Latihan Singkat 1 ▸ Dalam kutipan dokumen tentang sengketa dana Motorbike dengan Paribas, dari lembaga mana Motorbike mendapat surat keterangan bebas korupsi?

Kutipan Dokumen ▸
——————————

Debat sengit sempat terjadi antara Motorbike dan Paribas. Bank itu memang ngotot tak mau mencairkan dana nasabahnya. Tapi Achyar tak kalah nyali. Di akhir debat dia berkata, ”Begini. Uang itu punya you atau bukan? Kalau bukan, apa syaratnya agar Motorbike bisa mengambilnya?” Paribas lalu mengajukan syarat, di antaranya pernyataan resmi dari pemerintah bahwa duit itu tak bermasalah dan surat keterangan bahwa Motorbike bebas utang. Achyar dan kawan-kawan menyanggupi.
Di Jakarta mereka ”bergerilya”. ”Untuk membuat clearance, saya minta Departemen Kehakiman memberikan keterangan atau legal opinion dari pemerintah, yang menyatakan bagaimana asal duit itu menurut hukum kita,” katanya. ”Nah, (surat) itu kita dapat,” tambah Achyar. Mereka juga mendapat surat keterangan bebas korupsi dari Pengadilan Tinggi Jakarta. ”Pernyataan itu dipakai untuk menjelaskan bahwa di seluruh pengadilan Indonesia, tidak ada kasus korupsi yang melibatkan Tommy Soeharto,” kata Hidayat. ”Pidana, perdata, dan dalam tingkat apa pun.”

——————————

Entri yang Diberikan ▸
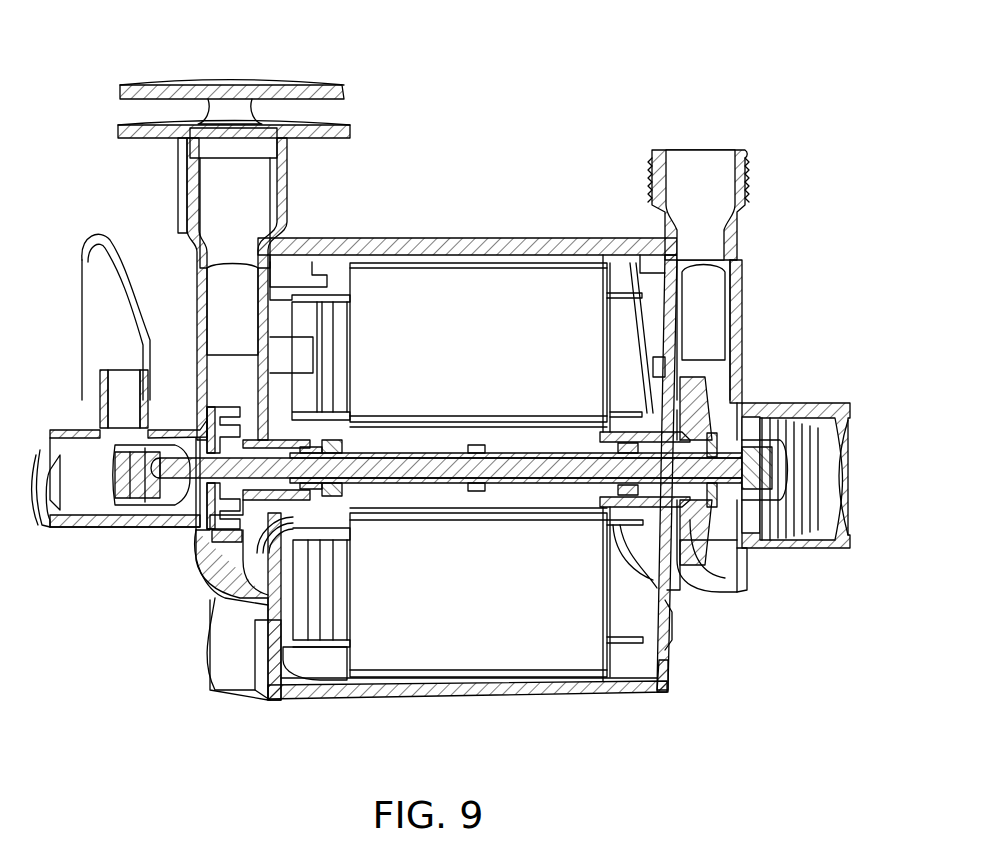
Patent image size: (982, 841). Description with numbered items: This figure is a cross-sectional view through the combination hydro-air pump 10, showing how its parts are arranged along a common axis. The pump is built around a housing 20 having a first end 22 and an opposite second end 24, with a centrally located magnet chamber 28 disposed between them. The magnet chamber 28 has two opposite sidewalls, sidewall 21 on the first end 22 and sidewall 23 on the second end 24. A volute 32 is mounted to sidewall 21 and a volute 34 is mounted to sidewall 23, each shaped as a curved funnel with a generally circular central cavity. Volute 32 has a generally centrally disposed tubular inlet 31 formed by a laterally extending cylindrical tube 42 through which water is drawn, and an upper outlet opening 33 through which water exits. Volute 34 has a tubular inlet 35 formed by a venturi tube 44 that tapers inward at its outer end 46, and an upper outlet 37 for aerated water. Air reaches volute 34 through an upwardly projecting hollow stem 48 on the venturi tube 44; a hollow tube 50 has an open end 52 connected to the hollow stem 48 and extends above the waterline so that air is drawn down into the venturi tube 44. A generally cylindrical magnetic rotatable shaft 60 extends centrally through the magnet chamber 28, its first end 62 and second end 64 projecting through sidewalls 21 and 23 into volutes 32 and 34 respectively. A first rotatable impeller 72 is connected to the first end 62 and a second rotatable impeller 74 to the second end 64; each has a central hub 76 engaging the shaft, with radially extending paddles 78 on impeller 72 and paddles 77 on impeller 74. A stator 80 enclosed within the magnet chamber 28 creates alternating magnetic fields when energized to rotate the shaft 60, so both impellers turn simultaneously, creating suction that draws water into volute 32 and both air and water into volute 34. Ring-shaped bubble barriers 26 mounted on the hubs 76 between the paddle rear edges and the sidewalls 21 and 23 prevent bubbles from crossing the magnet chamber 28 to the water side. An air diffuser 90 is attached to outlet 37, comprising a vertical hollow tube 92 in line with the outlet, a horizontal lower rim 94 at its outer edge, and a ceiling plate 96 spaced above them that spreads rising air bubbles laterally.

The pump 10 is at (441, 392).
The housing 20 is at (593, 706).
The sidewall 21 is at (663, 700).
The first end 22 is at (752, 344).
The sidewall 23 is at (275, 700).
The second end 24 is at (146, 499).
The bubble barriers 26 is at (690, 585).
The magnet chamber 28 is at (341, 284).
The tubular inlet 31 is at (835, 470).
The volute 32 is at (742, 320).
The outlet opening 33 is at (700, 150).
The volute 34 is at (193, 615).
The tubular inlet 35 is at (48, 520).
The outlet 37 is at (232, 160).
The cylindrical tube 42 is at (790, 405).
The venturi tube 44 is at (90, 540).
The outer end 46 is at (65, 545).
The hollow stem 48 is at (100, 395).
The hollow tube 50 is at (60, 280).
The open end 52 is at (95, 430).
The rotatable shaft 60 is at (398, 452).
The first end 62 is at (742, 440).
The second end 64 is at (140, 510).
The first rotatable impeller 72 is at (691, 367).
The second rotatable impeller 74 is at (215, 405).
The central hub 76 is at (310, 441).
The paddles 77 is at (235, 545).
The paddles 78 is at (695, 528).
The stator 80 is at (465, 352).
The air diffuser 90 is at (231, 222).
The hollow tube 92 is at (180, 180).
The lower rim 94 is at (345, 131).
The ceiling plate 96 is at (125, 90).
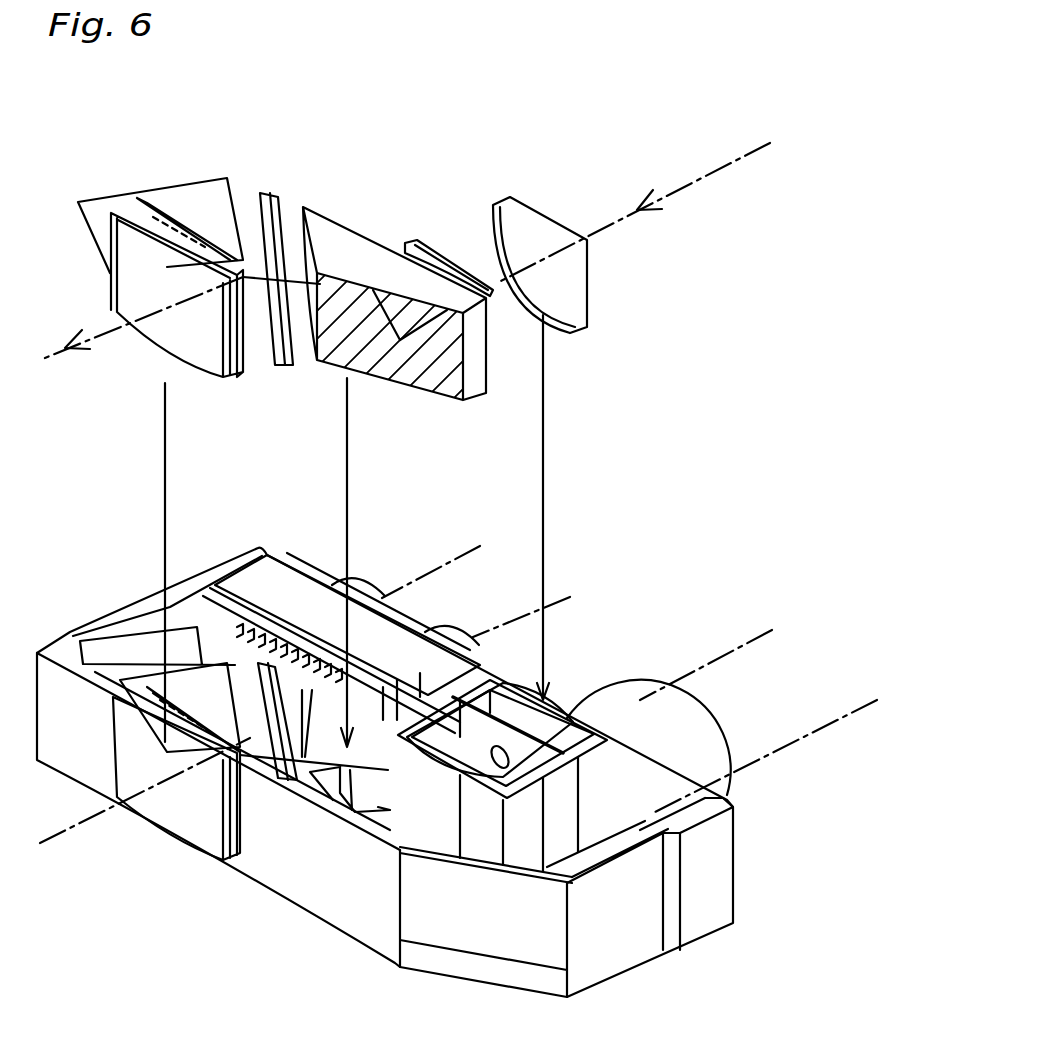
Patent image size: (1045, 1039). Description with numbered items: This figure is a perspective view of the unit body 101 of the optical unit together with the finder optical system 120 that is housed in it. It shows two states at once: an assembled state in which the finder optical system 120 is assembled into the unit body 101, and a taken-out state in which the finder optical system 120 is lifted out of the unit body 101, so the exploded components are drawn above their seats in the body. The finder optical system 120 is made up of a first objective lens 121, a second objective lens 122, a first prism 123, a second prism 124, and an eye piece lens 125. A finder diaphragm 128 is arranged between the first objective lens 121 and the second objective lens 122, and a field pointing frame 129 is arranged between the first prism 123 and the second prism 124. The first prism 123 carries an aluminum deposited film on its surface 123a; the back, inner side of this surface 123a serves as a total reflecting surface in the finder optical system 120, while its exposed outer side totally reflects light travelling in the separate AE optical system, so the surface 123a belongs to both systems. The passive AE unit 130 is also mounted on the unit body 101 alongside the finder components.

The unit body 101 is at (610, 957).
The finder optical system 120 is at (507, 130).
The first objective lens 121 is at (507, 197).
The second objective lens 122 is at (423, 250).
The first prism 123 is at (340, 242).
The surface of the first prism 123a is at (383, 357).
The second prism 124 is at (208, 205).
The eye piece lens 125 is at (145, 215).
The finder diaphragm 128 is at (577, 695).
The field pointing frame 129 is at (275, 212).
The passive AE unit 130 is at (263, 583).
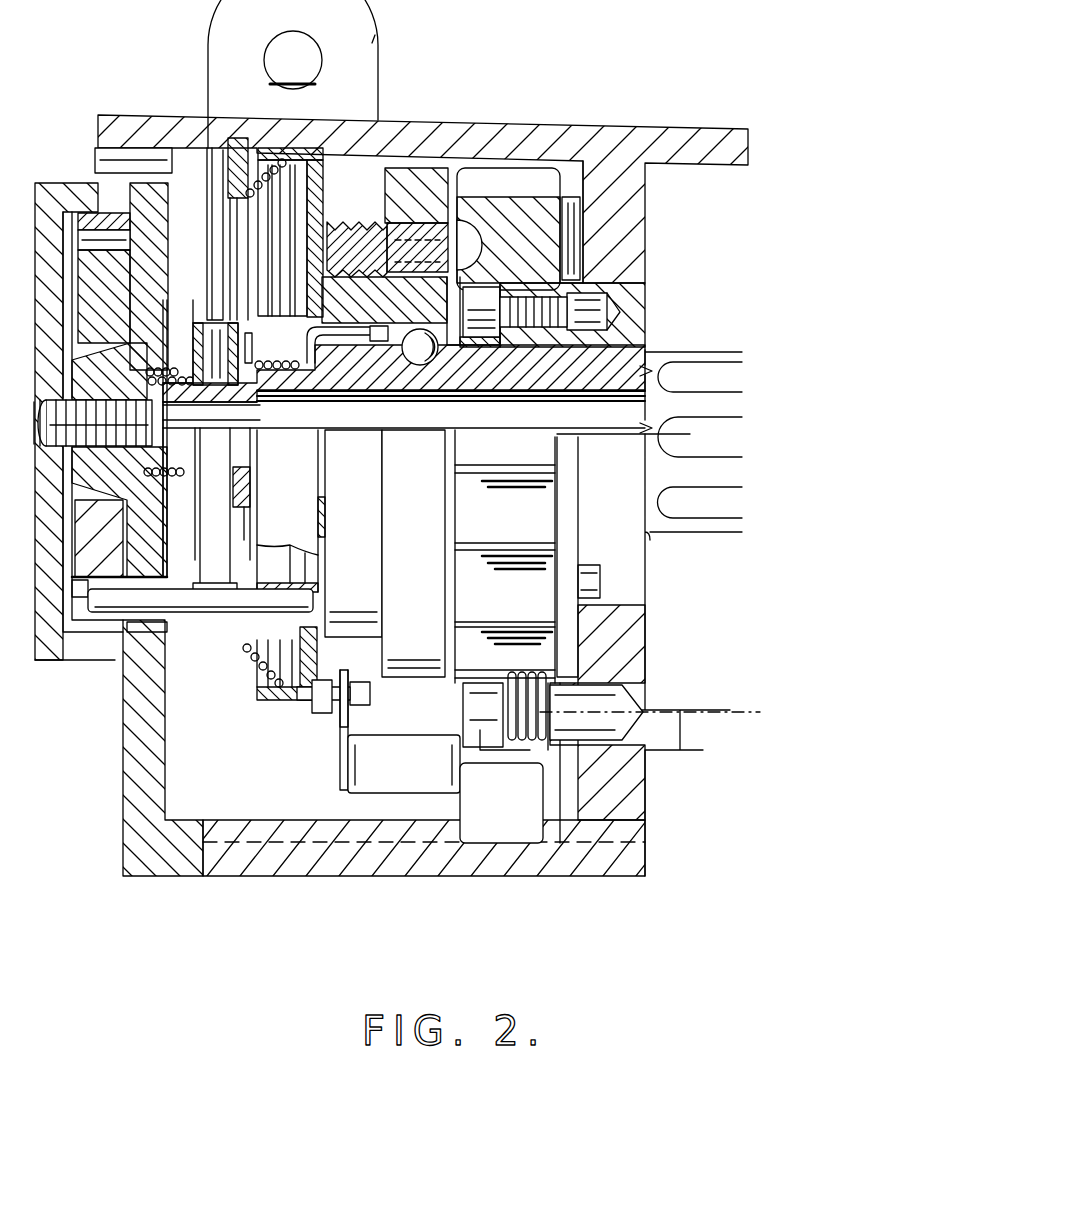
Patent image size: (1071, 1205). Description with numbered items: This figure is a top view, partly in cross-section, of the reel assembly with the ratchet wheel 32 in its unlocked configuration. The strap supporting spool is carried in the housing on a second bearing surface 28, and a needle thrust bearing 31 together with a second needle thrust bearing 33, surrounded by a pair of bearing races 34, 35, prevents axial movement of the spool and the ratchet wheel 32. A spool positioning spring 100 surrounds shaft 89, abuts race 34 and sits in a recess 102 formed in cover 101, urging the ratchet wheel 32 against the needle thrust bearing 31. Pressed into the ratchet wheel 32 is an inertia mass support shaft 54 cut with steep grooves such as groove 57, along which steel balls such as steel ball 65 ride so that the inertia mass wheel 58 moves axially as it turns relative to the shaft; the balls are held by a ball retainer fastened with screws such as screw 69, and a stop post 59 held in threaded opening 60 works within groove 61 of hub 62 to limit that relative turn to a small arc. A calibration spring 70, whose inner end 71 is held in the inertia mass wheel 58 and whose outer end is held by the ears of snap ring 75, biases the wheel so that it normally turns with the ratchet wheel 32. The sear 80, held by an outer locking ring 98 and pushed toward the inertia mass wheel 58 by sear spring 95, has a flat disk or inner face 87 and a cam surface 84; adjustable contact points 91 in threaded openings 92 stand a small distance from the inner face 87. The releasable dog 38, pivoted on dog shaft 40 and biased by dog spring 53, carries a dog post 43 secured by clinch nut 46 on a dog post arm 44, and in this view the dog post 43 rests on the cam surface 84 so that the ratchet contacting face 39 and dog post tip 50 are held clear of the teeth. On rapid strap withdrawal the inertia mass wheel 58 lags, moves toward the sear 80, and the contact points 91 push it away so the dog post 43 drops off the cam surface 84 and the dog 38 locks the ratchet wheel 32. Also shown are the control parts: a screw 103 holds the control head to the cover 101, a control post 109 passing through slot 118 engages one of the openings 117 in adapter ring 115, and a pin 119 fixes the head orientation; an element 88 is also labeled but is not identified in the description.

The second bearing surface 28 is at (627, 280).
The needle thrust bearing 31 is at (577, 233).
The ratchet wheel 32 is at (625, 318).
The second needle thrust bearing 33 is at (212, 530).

——————————

Latihan Singkat 2 ▸ Susun sebagai daftar bernomor baris-baris pada entri, dimulai dari baris yang memuat "Patent image size: (1045, 1039)." dan berlanjut hingga baris yang memuat "The passive AE unit 130 is at (263, 583).", dengan kedua baris itu ikut disertakan. Baris kosong tidak dimasukkan.

Jawaban Tertulis 1 ▸ Dari Pengadilan Tinggi Jakarta.

Jawaban Tertulis 2 ▸
1. Patent image size: (1045, 1039). Description with numbered items: This figure is a perspective view of the unit body 101 of the optical unit together with the finder optical system 120 that is housed in it. It shows two states at once: an assembled state in which the finder optical system 120 is assembled into the unit body 101, and a taken-out state in which the finder optical system 120 is lifted out of the unit body 101, so the exploded components are drawn above their seats in the body. The finder optical system 120 is made up of a first objective lens 121, a second objective lens 122, a first prism 123, a second prism 124, and an eye piece lens 125. A finder diaphragm 128 is arranged between the first objective lens 121 and the second objective lens 122, and a field pointing frame 129 is arranged between the first prism 123 and the second prism 124. The first prism 123 carries an aluminum deposited film on its surface 123a; the back, inner side of this surface 123a serves as a total reflecting surface in the finder optical system 120, while its exposed outer side totally reflects light travelling in the separate AE optical system, so the surface 123a belongs to both systems. The passive AE unit 130 is also mounted on the unit body 101 alongside the finder components.
2. The unit body 101 is at (610, 957).
3. The finder optical system 120 is at (507, 130).
4. The first objective lens 121 is at (507, 197).
5. The second objective lens 122 is at (423, 250).
6. The first prism 123 is at (340, 242).
7. The surface of the first prism 123a is at (383, 357).
8. The second prism 124 is at (208, 205).
9. The eye piece lens 125 is at (145, 215).
10. The finder diaphragm 128 is at (577, 695).
11. The field pointing frame 129 is at (275, 212).
12. The passive AE unit 130 is at (263, 583).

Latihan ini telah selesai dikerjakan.